╔══

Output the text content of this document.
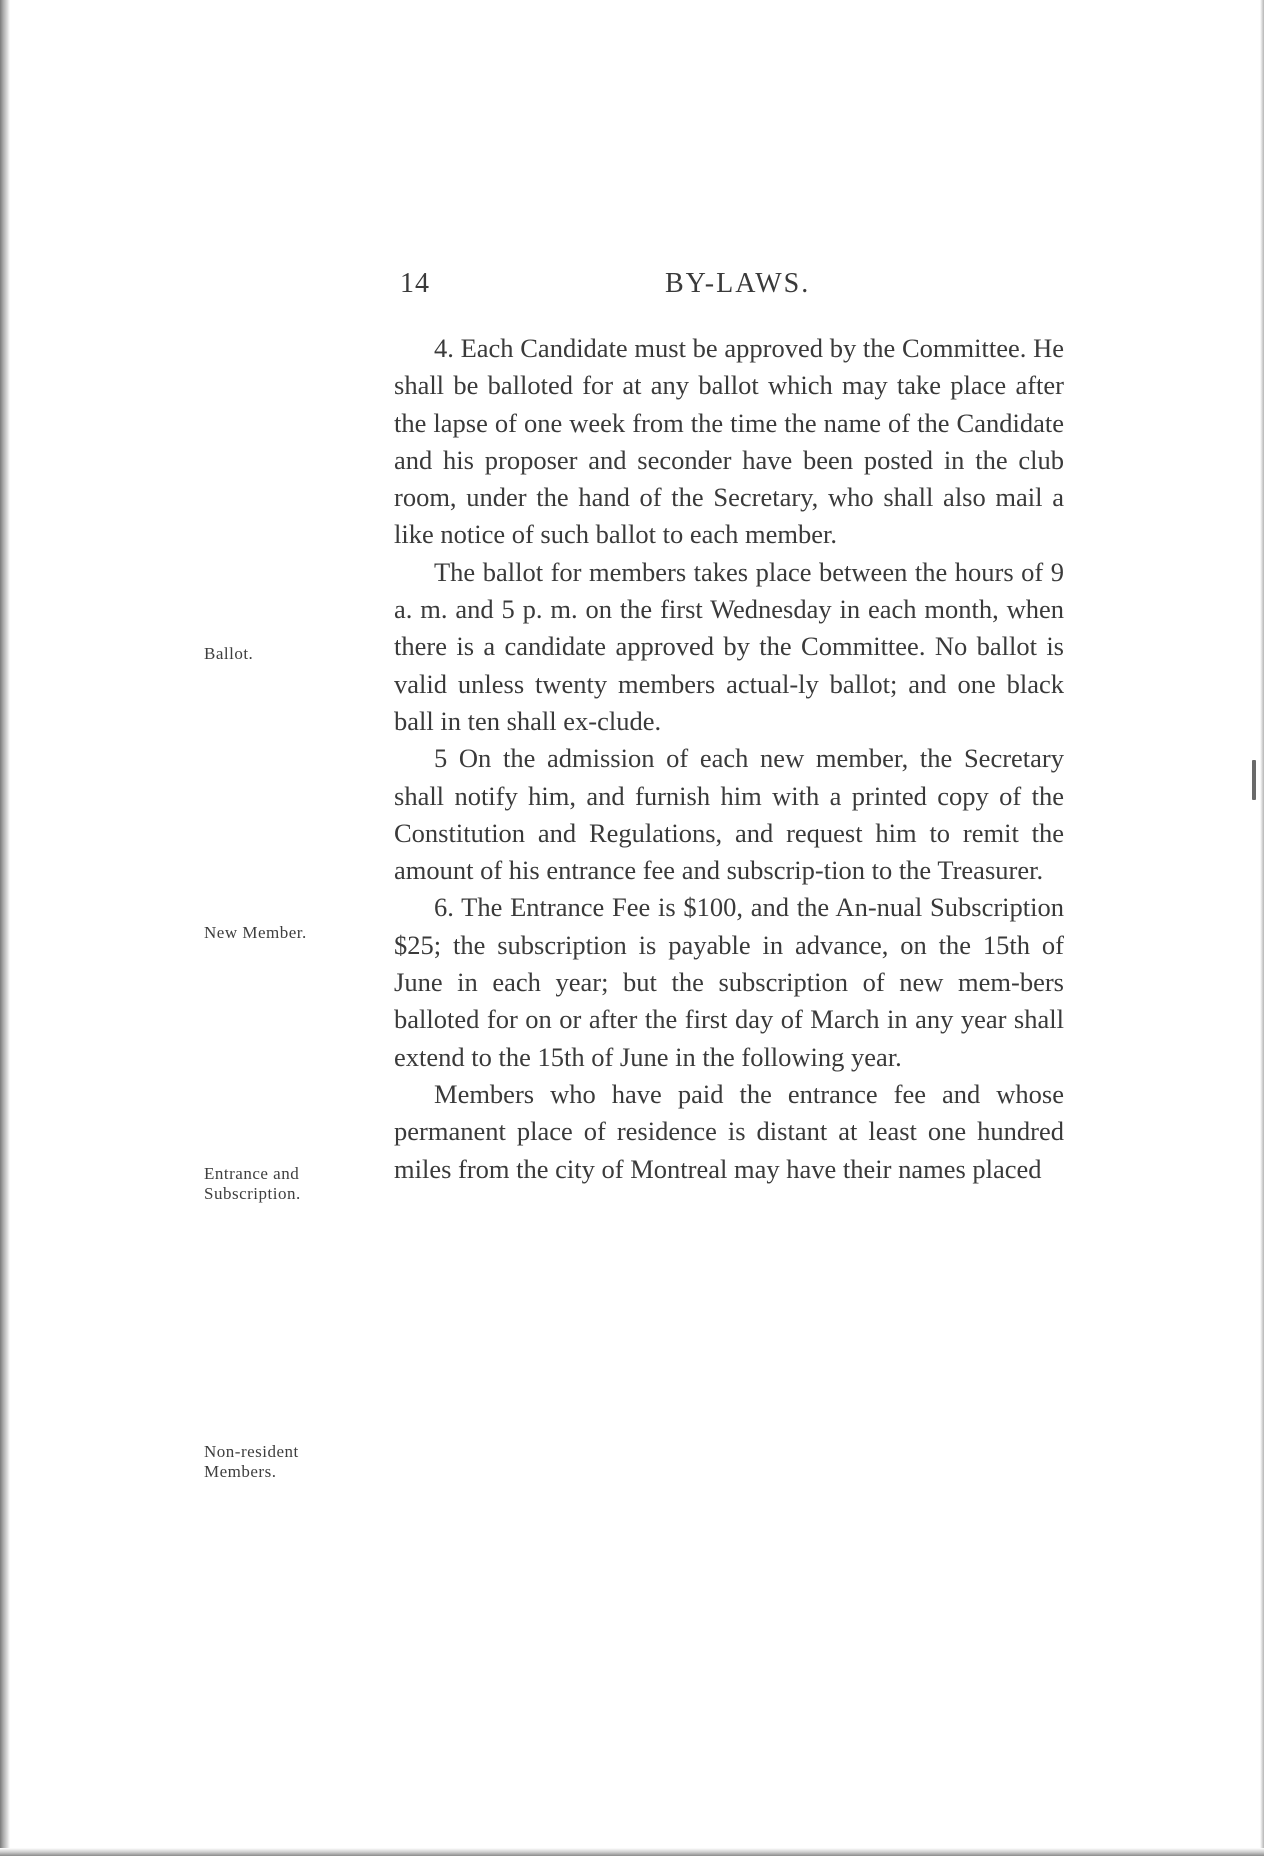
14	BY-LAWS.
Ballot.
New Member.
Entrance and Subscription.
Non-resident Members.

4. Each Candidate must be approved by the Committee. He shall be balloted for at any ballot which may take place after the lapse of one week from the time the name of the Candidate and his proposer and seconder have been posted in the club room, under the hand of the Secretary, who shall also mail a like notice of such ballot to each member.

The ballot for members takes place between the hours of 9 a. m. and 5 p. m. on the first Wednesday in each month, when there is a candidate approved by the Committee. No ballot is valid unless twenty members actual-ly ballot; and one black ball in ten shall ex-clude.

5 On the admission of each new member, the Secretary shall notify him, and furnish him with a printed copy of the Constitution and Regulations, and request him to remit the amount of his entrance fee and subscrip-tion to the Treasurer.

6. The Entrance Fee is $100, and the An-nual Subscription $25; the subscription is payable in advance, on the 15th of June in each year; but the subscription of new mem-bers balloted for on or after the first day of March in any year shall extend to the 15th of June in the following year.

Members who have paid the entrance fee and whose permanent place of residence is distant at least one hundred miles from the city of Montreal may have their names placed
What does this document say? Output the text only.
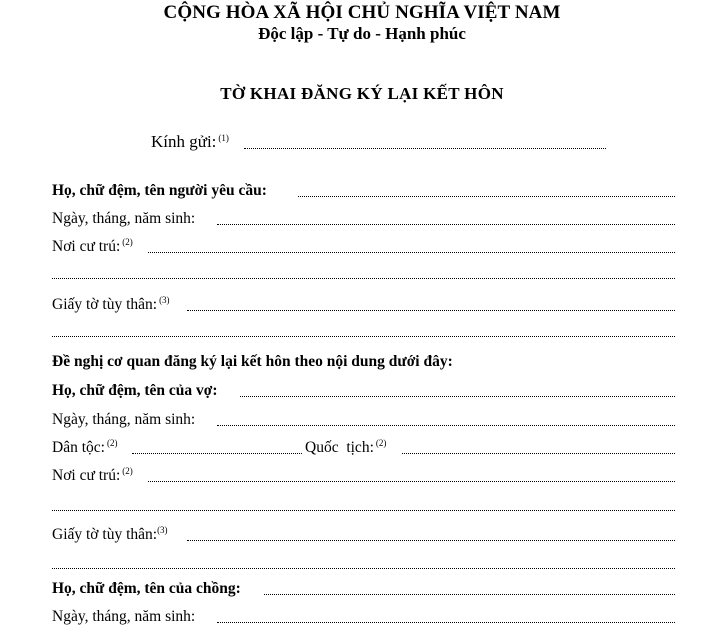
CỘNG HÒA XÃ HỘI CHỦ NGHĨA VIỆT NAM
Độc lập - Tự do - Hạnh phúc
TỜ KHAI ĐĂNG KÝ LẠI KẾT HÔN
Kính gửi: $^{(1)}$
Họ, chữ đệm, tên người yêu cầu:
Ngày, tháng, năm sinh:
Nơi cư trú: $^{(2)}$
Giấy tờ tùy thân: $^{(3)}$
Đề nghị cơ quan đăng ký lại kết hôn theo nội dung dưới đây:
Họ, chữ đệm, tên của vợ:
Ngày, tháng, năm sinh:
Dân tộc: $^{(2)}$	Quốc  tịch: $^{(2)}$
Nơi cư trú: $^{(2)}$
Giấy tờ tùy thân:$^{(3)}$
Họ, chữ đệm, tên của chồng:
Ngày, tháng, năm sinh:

╚══

**TASK DIRECTIONS**
Starting at the line that contains "What does this", restate each line verbatim through the final line of the listing, skipping all pictures.

**EXPECTED ANSWER**
What does this document say? Output the text only.
CỘNG HÒA XÃ HỘI CHỦ NGHĨA VIỆT NAM
Độc lập - Tự do - Hạnh phúc
TỜ KHAI ĐĂNG KÝ LẠI KẾT HÔN
Kính gửi: $^{(1)}$
Họ, chữ đệm, tên người yêu cầu:
Ngày, tháng, năm sinh:
Nơi cư trú: $^{(2)}$
Giấy tờ tùy thân: $^{(3)}$
Đề nghị cơ quan đăng ký lại kết hôn theo nội dung dưới đây:
Họ, chữ đệm, tên của vợ:
Ngày, tháng, năm sinh:
Dân tộc: $^{(2)}$	Quốc  tịch: $^{(2)}$
Nơi cư trú: $^{(2)}$
Giấy tờ tùy thân:$^{(3)}$
Họ, chữ đệm, tên của chồng:
Ngày, tháng, năm sinh:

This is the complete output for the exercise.